>> START INPUT

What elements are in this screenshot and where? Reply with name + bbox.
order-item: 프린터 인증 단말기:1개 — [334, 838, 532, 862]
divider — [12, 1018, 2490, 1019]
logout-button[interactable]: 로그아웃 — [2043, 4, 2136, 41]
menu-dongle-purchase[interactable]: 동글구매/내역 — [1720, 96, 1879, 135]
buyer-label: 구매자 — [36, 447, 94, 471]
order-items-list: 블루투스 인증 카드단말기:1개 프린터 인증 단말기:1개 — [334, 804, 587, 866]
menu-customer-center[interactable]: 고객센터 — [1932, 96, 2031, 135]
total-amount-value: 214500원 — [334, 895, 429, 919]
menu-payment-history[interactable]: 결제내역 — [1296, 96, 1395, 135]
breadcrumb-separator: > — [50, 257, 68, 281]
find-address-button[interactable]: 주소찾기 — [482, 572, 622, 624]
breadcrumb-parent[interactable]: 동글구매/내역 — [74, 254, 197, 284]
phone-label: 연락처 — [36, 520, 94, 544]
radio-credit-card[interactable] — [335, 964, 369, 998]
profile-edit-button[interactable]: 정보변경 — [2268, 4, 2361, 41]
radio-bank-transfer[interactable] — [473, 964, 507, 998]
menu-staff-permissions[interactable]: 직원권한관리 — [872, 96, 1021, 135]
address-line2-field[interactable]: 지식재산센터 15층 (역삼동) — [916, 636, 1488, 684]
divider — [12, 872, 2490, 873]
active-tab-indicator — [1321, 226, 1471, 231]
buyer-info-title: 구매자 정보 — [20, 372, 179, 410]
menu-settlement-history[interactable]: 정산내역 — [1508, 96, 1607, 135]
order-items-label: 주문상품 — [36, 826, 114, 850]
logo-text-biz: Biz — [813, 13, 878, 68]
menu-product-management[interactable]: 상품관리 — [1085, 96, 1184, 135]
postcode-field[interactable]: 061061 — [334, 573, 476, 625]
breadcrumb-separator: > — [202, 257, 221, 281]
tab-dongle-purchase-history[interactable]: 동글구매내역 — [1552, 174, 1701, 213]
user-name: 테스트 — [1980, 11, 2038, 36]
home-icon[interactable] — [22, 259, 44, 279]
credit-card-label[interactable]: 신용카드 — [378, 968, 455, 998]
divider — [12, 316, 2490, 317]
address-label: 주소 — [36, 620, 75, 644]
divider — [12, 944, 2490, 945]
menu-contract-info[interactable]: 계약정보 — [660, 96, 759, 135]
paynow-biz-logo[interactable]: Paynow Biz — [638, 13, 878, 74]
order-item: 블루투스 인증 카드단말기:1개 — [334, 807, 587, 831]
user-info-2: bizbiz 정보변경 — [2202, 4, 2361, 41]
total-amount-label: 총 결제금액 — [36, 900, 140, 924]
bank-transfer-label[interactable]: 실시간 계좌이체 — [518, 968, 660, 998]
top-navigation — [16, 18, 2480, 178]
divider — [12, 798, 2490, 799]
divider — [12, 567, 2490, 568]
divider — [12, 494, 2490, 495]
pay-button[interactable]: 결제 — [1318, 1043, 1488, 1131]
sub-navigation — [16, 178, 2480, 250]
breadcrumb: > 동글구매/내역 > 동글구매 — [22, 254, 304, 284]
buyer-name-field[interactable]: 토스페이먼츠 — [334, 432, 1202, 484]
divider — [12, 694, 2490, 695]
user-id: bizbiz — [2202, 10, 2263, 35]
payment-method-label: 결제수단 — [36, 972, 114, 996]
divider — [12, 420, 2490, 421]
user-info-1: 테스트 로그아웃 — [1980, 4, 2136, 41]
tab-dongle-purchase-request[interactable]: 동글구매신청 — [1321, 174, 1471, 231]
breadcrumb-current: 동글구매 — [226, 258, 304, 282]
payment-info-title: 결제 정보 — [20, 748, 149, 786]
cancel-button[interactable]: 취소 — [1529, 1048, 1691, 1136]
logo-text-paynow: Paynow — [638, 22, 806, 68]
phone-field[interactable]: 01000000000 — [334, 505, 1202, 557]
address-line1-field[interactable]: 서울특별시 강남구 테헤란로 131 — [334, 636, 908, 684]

>> END INPUT

● **YOUR OBJECTIVE**:
Switch every "divider" to "rule" in the records, starting with the first line and going on through the line with "user-name: 테스트 — [1980, 11, 2038, 36]". Write those lines out again with nothing else changed.

● **OUTPUT FOR THIS EXERCISE**:
What elements are in this screenshot and where? Reply with name + bbox.
order-item: 프린터 인증 단말기:1개 — [334, 838, 532, 862]
rule — [12, 1018, 2490, 1019]
logout-button[interactable]: 로그아웃 — [2043, 4, 2136, 41]
menu-dongle-purchase[interactable]: 동글구매/내역 — [1720, 96, 1879, 135]
buyer-label: 구매자 — [36, 447, 94, 471]
order-items-list: 블루투스 인증 카드단말기:1개 프린터 인증 단말기:1개 — [334, 804, 587, 866]
menu-customer-center[interactable]: 고객센터 — [1932, 96, 2031, 135]
total-amount-value: 214500원 — [334, 895, 429, 919]
menu-payment-history[interactable]: 결제내역 — [1296, 96, 1395, 135]
breadcrumb-separator: > — [50, 257, 68, 281]
find-address-button[interactable]: 주소찾기 — [482, 572, 622, 624]
breadcrumb-parent[interactable]: 동글구매/내역 — [74, 254, 197, 284]
phone-label: 연락처 — [36, 520, 94, 544]
radio-credit-card[interactable] — [335, 964, 369, 998]
profile-edit-button[interactable]: 정보변경 — [2268, 4, 2361, 41]
radio-bank-transfer[interactable] — [473, 964, 507, 998]
menu-staff-permissions[interactable]: 직원권한관리 — [872, 96, 1021, 135]
address-line2-field[interactable]: 지식재산센터 15층 (역삼동) — [916, 636, 1488, 684]
rule — [12, 872, 2490, 873]
active-tab-indicator — [1321, 226, 1471, 231]
buyer-info-title: 구매자 정보 — [20, 372, 179, 410]
menu-settlement-history[interactable]: 정산내역 — [1508, 96, 1607, 135]
order-items-label: 주문상품 — [36, 826, 114, 850]
logo-text-biz: Biz — [813, 13, 878, 68]
menu-product-management[interactable]: 상품관리 — [1085, 96, 1184, 135]
postcode-field[interactable]: 061061 — [334, 573, 476, 625]
breadcrumb-separator: > — [202, 257, 221, 281]
tab-dongle-purchase-history[interactable]: 동글구매내역 — [1552, 174, 1701, 213]
user-name: 테스트 — [1980, 11, 2038, 36]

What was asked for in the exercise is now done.